Where a line holds "JSON", copy it.

START Record extracts

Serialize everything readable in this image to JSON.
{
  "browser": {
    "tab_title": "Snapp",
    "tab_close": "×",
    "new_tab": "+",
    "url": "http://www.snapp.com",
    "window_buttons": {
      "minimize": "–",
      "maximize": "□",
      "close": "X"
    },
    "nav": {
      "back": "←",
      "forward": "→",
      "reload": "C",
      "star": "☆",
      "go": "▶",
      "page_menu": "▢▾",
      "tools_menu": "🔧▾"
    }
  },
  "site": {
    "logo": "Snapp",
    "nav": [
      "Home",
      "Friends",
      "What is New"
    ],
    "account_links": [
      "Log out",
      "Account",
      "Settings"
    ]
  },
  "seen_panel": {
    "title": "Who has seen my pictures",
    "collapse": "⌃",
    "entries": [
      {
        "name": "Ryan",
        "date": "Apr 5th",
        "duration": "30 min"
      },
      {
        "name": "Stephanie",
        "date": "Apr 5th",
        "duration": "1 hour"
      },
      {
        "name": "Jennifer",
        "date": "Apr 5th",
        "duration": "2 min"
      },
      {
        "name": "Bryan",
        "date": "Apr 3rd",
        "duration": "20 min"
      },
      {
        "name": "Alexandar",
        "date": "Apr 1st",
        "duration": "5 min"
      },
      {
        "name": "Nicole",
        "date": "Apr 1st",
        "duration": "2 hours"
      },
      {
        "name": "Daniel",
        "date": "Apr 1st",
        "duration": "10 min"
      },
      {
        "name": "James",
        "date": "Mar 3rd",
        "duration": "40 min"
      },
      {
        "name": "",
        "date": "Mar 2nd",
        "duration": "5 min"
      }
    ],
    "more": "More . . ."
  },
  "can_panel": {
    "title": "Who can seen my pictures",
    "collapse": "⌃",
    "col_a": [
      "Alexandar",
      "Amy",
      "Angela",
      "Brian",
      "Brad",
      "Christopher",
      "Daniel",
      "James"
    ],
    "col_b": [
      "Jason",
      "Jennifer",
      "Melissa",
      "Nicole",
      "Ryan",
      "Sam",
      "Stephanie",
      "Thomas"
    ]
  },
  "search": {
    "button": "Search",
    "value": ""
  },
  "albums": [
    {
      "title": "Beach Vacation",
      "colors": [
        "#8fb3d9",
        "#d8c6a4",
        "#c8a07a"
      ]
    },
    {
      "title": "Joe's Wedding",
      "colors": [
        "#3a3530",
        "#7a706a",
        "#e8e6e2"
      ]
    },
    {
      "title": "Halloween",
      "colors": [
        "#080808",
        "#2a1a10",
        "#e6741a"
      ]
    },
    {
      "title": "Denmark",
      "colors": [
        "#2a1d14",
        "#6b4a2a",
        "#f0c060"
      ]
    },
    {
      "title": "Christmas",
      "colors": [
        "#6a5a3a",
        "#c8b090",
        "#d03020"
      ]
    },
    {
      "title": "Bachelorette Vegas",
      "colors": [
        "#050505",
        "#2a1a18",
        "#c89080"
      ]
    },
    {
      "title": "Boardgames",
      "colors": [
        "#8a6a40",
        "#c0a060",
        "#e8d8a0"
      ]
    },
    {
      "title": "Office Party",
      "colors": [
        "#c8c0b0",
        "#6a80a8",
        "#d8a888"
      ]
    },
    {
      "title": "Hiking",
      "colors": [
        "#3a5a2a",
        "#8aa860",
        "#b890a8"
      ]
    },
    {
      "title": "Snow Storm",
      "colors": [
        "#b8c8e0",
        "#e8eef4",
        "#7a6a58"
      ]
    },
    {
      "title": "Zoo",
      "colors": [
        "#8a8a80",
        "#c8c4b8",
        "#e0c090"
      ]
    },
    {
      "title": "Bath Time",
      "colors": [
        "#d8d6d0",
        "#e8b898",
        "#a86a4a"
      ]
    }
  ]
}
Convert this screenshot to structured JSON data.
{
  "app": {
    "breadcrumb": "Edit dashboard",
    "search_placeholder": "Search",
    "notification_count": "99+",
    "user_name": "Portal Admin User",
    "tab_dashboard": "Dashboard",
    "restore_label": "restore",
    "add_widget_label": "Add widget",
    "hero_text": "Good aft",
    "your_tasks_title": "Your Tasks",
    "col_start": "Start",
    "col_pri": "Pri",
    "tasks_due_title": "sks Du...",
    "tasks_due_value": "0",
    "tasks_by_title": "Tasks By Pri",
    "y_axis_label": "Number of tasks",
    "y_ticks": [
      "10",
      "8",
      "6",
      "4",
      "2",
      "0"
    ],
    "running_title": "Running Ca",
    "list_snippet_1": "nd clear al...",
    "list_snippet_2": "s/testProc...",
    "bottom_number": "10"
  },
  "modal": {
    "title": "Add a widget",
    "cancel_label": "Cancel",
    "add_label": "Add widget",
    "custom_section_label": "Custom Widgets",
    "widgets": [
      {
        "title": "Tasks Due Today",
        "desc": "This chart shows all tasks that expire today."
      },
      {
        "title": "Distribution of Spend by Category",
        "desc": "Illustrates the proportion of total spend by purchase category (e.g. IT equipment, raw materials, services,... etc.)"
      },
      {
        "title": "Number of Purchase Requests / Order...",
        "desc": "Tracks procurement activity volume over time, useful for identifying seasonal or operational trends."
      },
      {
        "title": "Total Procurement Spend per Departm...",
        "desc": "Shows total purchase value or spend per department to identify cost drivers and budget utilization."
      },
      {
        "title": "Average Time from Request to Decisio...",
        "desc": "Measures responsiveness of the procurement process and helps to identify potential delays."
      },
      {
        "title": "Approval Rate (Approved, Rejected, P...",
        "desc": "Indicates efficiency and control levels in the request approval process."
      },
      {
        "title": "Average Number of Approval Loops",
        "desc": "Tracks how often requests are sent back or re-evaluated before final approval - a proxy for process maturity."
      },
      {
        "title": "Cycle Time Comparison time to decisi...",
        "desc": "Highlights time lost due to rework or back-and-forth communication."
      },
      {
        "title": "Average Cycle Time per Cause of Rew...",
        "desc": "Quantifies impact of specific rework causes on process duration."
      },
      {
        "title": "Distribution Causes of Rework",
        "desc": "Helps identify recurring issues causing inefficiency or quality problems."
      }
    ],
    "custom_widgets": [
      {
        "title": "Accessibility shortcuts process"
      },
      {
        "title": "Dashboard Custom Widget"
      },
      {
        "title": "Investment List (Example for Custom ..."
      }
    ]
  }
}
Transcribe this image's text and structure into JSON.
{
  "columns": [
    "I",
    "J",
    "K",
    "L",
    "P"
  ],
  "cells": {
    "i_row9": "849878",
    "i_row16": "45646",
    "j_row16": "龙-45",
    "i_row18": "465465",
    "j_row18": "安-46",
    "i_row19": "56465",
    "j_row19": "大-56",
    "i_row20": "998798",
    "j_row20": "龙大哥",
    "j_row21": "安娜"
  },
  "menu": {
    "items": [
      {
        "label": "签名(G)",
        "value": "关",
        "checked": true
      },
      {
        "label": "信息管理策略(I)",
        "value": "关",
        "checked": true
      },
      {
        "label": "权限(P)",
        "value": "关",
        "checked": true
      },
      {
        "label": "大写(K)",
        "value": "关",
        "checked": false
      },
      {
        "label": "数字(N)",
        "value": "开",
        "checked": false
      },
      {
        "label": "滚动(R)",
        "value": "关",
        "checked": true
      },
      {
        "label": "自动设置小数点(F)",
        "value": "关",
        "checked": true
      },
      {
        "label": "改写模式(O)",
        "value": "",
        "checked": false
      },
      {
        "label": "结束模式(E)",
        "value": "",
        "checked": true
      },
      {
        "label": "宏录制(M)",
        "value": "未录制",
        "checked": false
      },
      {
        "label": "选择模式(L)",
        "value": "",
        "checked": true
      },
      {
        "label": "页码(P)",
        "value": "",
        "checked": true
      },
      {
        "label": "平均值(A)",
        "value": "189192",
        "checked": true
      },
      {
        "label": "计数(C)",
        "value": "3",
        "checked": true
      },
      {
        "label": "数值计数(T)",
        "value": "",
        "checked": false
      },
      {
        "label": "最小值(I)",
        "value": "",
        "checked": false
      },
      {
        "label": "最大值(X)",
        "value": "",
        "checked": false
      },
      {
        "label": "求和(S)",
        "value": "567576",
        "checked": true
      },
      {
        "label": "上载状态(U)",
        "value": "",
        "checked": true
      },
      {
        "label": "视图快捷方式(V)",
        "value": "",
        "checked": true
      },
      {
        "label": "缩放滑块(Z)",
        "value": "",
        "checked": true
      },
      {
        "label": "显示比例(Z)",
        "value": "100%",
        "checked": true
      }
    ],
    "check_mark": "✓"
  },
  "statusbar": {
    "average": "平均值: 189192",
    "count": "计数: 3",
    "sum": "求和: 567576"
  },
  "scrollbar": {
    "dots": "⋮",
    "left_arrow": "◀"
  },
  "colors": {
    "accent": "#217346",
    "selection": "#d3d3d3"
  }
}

END Record extracts

Task output ->
Serialize everything readable in this image to JSON.
Convert this screenshot to structured JSON data.
Transcribe this image's text and structure into JSON.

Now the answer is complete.